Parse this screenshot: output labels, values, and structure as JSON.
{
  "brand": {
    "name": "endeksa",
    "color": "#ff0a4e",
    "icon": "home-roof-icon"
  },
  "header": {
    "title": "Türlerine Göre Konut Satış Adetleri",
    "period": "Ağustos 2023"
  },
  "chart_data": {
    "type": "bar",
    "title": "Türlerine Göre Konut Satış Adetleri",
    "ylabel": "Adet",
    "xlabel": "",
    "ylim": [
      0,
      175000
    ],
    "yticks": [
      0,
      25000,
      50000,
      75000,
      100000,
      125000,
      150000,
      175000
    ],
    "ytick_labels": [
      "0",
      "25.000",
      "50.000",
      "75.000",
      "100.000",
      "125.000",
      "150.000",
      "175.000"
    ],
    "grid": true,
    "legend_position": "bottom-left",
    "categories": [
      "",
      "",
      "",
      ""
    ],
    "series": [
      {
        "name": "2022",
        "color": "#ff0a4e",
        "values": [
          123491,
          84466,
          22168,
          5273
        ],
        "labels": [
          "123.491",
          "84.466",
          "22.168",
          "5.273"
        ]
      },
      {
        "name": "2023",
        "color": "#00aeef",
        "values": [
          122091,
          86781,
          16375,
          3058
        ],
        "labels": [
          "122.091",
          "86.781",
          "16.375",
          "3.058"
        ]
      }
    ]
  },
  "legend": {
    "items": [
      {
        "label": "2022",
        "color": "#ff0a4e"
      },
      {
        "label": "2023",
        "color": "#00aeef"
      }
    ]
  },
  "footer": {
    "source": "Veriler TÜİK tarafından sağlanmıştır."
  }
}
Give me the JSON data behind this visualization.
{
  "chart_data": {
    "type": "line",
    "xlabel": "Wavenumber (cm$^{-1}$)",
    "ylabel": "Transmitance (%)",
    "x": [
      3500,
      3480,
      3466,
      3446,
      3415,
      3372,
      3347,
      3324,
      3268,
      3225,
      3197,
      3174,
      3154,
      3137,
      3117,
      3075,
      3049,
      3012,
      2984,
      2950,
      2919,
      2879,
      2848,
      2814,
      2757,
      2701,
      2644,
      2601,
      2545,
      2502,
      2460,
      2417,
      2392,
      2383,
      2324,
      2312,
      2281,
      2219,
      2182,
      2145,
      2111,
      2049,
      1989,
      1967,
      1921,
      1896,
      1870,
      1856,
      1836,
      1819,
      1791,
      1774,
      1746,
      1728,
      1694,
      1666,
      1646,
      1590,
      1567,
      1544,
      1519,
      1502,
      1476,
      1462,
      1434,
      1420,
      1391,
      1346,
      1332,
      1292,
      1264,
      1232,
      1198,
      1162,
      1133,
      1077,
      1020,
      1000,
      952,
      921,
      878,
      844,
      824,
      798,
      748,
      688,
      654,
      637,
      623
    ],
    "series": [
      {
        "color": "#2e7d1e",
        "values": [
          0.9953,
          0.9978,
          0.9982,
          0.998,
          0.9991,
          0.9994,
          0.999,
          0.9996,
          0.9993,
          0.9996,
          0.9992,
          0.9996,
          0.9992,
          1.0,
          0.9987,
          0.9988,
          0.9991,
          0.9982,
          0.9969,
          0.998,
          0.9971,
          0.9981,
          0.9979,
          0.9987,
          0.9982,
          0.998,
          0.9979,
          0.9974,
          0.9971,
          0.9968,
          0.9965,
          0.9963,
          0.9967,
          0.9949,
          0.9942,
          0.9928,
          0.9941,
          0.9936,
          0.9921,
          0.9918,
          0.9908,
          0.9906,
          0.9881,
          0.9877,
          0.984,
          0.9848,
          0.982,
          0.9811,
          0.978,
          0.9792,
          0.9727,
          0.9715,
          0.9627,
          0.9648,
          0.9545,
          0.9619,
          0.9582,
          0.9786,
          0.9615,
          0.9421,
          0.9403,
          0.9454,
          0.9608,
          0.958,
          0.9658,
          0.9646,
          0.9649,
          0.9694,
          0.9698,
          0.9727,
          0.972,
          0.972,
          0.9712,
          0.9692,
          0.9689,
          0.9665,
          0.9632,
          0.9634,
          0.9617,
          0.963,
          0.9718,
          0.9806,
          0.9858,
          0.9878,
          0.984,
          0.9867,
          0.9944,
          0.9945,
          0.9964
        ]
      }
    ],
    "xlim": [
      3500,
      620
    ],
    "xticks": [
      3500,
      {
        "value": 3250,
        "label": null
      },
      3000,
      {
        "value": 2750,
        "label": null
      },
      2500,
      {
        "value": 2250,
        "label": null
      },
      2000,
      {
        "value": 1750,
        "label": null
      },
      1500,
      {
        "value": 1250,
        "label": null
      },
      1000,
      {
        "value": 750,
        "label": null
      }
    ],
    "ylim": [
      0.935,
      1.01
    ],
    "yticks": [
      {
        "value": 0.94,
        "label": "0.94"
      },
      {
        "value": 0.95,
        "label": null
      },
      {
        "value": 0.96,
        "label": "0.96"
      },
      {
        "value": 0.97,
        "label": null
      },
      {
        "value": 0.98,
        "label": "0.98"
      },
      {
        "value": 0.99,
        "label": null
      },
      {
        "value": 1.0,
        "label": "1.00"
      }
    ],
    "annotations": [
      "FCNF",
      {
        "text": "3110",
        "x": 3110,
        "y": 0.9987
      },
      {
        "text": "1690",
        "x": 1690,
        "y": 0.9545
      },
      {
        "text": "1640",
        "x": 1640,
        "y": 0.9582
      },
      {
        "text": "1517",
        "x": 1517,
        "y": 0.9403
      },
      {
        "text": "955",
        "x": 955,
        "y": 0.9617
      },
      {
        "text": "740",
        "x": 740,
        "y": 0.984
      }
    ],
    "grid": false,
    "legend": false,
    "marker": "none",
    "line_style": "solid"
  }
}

- _Brief_
Every entry must be output again, exactly as written above.

- _The reply_
Parse this screenshot: output labels, values, and structure as JSON.
{
  "brand": {
    "name": "endeksa",
    "color": "#ff0a4e",
    "icon": "home-roof-icon"
  },
  "header": {
    "title": "Türlerine Göre Konut Satış Adetleri",
    "period": "Ağustos 2023"
  },
  "chart_data": {
    "type": "bar",
    "title": "Türlerine Göre Konut Satış Adetleri",
    "ylabel": "Adet",
    "xlabel": "",
    "ylim": [
      0,
      175000
    ],
    "yticks": [
      0,
      25000,
      50000,
      75000,
      100000,
      125000,
      150000,
      175000
    ],
    "ytick_labels": [
      "0",
      "25.000",
      "50.000",
      "75.000",
      "100.000",
      "125.000",
      "150.000",
      "175.000"
    ],
    "grid": true,
    "legend_position": "bottom-left",
    "categories": [
      "",
      "",
      "",
      ""
    ],
    "series": [
      {
        "name": "2022",
        "color": "#ff0a4e",
        "values": [
          123491,
          84466,
          22168,
          5273
        ],
        "labels": [
          "123.491",
          "84.466",
          "22.168",
          "5.273"
        ]
      },
      {
        "name": "2023",
        "color": "#00aeef",
        "values": [
          122091,
          86781,
          16375,
          3058
        ],
        "labels": [
          "122.091",
          "86.781",
          "16.375",
          "3.058"
        ]
      }
    ]
  },
  "legend": {
    "items": [
      {
        "label": "2022",
        "color": "#ff0a4e"
      },
      {
        "label": "2023",
        "color": "#00aeef"
      }
    ]
  },
  "footer": {
    "source": "Veriler TÜİK tarafından sağlanmıştır."
  }
}
Give me the JSON data behind this visualization.
{
  "chart_data": {
    "type": "line",
    "xlabel": "Wavenumber (cm$^{-1}$)",
    "ylabel": "Transmitance (%)",
    "x": [
      3500,
      3480,
      3466,
      3446,
      3415,
      3372,
      3347,
      3324,
      3268,
      3225,
      3197,
      3174,
      3154,
      3137,
      3117,
      3075,
      3049,
      3012,
      2984,
      2950,
      2919,
      2879,
      2848,
      2814,
      2757,
      2701,
      2644,
      2601,
      2545,
      2502,
      2460,
      2417,
      2392,
      2383,
      2324,
      2312,
      2281,
      2219,
      2182,
      2145,
      2111,
      2049,
      1989,
      1967,
      1921,
      1896,
      1870,
      1856,
      1836,
      1819,
      1791,
      1774,
      1746,
      1728,
      1694,
      1666,
      1646,
      1590,
      1567,
      1544,
      1519,
      1502,
      1476,
      1462,
      1434,
      1420,
      1391,
      1346,
      1332,
      1292,
      1264,
      1232,
      1198,
      1162,
      1133,
      1077,
      1020,
      1000,
      952,
      921,
      878,
      844,
      824,
      798,
      748,
      688,
      654,
      637,
      623
    ],
    "series": [
      {
        "color": "#2e7d1e",
        "values": [
          0.9953,
          0.9978,
          0.9982,
          0.998,
          0.9991,
          0.9994,
          0.999,
          0.9996,
          0.9993,
          0.9996,
          0.9992,
          0.9996,
          0.9992,
          1.0,
          0.9987,
          0.9988,
          0.9991,
          0.9982,
          0.9969,
          0.998,
          0.9971,
          0.9981,
          0.9979,
          0.9987,
          0.9982,
          0.998,
          0.9979,
          0.9974,
          0.9971,
          0.9968,
          0.9965,
          0.9963,
          0.9967,
          0.9949,
          0.9942,
          0.9928,
          0.9941,
          0.9936,
          0.9921,
          0.9918,
          0.9908,
          0.9906,
          0.9881,
          0.9877,
          0.984,
          0.9848,
          0.982,
          0.9811,
          0.978,
          0.9792,
          0.9727,
          0.9715,
          0.9627,
          0.9648,
          0.9545,
          0.9619,
          0.9582,
          0.9786,
          0.9615,
          0.9421,
          0.9403,
          0.9454,
          0.9608,
          0.958,
          0.9658,
          0.9646,
          0.9649,
          0.9694,
          0.9698,
          0.9727,
          0.972,
          0.972,
          0.9712,
          0.9692,
          0.9689,
          0.9665,
          0.9632,
          0.9634,
          0.9617,
          0.963,
          0.9718,
          0.9806,
          0.9858,
          0.9878,
          0.984,
          0.9867,
          0.9944,
          0.9945,
          0.9964
        ]
      }
    ],
    "xlim": [
      3500,
      620
    ],
    "xticks": [
      3500,
      {
        "value": 3250,
        "label": null
      },
      3000,
      {
        "value": 2750,
        "label": null
      },
      2500,
      {
        "value": 2250,
        "label": null
      },
      2000,
      {
        "value": 1750,
        "label": null
      },
      1500,
      {
        "value": 1250,
        "label": null
      },
      1000,
      {
        "value": 750,
        "label": null
      }
    ],
    "ylim": [
      0.935,
      1.01
    ],
    "yticks": [
      {
        "value": 0.94,
        "label": "0.94"
      },
      {
        "value": 0.95,
        "label": null
      },
      {
        "value": 0.96,
        "label": "0.96"
      },
      {
        "value": 0.97,
        "label": null
      },
      {
        "value": 0.98,
        "label": "0.98"
      },
      {
        "value": 0.99,
        "label": null
      },
      {
        "value": 1.0,
        "label": "1.00"
      }
    ],
    "annotations": [
      "FCNF",
      {
        "text": "3110",
        "x": 3110,
        "y": 0.9987
      },
      {
        "text": "1690",
        "x": 1690,
        "y": 0.9545
      },
      {
        "text": "1640",
        "x": 1640,
        "y": 0.9582
      },
      {
        "text": "1517",
        "x": 1517,
        "y": 0.9403
      },
      {
        "text": "955",
        "x": 955,
        "y": 0.9617
      },
      {
        "text": "740",
        "x": 740,
        "y": 0.984
      }
    ],
    "grid": false,
    "legend": false,
    "marker": "none",
    "line_style": "solid"
  }
}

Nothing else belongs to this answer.